DO THIS
Give the number of lines below that contain "Function", with no other output.

===== DATA PROVIDED

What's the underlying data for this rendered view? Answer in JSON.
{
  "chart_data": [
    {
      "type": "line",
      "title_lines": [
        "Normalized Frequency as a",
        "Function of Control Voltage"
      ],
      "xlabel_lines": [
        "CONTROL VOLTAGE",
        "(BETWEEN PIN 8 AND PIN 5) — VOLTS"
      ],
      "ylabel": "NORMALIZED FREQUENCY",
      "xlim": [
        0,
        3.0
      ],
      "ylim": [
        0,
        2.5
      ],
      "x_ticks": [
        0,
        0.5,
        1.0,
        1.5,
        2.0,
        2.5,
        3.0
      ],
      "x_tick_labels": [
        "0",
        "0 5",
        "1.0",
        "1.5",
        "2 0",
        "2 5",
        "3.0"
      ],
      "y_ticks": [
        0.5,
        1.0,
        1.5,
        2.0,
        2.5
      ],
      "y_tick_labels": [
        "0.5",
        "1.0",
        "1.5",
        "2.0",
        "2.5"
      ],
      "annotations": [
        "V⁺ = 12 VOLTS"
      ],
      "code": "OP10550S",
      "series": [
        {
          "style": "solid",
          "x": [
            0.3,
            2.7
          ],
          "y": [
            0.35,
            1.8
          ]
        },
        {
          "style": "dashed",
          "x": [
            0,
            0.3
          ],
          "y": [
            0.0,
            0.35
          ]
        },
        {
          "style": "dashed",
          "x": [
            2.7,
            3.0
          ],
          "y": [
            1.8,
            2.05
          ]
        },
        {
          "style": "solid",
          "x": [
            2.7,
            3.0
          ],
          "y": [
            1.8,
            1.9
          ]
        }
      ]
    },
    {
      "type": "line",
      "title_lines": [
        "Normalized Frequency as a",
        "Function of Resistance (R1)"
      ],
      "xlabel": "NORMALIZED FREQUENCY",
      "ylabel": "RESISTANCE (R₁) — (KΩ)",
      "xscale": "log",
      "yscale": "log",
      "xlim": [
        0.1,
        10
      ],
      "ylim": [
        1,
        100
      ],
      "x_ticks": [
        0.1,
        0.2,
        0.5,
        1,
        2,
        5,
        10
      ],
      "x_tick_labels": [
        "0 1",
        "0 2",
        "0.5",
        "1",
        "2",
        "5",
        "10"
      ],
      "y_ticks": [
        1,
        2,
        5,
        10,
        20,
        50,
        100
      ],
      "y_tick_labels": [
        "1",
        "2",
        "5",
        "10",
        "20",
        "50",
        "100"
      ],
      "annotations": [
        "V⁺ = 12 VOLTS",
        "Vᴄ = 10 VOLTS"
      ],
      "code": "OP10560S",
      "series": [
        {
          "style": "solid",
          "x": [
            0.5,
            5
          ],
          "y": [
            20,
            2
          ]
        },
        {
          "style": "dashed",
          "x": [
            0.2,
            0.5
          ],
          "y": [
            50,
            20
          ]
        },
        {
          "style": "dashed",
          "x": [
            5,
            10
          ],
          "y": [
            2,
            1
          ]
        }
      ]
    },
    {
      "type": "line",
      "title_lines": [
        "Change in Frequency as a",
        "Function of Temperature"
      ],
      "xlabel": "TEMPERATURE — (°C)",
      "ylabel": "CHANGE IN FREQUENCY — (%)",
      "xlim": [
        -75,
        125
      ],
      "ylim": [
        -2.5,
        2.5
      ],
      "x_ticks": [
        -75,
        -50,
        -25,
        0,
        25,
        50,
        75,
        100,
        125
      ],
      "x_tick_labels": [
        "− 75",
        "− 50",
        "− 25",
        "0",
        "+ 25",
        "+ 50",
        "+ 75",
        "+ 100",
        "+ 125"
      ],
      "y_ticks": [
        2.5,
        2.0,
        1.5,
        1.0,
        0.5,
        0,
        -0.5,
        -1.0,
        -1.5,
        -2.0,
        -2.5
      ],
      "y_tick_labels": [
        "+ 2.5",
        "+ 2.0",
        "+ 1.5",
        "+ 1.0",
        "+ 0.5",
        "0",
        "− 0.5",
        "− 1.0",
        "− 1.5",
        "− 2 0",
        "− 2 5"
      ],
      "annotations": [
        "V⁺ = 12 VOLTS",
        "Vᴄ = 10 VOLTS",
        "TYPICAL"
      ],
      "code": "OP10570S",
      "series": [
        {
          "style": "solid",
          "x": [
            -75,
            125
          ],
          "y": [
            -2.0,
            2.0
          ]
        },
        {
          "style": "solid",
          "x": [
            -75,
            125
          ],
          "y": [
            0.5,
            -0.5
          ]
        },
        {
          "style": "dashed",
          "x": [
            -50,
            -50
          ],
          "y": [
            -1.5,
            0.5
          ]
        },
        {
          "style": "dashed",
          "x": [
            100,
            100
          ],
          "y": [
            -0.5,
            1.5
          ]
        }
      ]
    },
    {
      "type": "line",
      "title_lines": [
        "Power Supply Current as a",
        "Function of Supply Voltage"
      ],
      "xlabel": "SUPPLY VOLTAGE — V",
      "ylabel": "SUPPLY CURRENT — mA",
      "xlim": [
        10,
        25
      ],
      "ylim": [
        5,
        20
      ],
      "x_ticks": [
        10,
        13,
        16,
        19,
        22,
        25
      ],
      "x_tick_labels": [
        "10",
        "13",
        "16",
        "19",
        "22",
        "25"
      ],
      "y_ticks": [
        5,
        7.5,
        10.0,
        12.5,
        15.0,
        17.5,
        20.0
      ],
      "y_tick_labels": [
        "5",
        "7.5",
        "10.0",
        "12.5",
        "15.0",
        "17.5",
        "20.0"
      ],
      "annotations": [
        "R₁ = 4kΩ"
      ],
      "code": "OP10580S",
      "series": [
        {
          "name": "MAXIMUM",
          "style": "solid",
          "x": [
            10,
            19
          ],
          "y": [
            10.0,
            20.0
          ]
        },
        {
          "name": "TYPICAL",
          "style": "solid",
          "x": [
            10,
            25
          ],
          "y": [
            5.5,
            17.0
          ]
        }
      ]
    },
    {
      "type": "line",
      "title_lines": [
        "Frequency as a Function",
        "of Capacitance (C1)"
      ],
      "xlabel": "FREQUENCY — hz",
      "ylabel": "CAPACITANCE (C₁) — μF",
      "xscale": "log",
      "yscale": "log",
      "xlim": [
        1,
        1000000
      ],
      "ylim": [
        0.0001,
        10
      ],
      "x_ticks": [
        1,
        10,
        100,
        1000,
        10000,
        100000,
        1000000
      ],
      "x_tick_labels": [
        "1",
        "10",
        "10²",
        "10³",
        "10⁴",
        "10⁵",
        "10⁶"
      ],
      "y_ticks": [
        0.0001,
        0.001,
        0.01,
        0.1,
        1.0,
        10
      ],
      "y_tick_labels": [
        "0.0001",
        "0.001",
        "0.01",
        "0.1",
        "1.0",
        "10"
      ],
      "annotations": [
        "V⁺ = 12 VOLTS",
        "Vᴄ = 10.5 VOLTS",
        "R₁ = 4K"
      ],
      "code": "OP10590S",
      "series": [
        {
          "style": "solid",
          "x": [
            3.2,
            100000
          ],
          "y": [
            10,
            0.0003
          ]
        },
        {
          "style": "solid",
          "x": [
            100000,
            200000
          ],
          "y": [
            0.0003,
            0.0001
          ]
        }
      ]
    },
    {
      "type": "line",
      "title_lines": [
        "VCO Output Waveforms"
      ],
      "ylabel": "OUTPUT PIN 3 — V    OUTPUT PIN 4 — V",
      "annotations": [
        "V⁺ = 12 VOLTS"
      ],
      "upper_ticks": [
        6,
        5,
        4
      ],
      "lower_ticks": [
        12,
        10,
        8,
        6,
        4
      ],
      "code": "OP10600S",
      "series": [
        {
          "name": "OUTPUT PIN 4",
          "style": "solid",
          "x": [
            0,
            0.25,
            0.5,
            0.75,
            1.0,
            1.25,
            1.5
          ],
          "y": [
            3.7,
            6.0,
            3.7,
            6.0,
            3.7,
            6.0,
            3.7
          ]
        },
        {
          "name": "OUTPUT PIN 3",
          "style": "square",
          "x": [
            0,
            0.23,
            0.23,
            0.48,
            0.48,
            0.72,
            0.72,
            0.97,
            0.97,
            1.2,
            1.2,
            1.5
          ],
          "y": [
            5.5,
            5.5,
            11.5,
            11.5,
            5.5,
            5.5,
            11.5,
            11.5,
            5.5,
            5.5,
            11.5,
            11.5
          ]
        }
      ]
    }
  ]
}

==========

FULL SOLUTION
5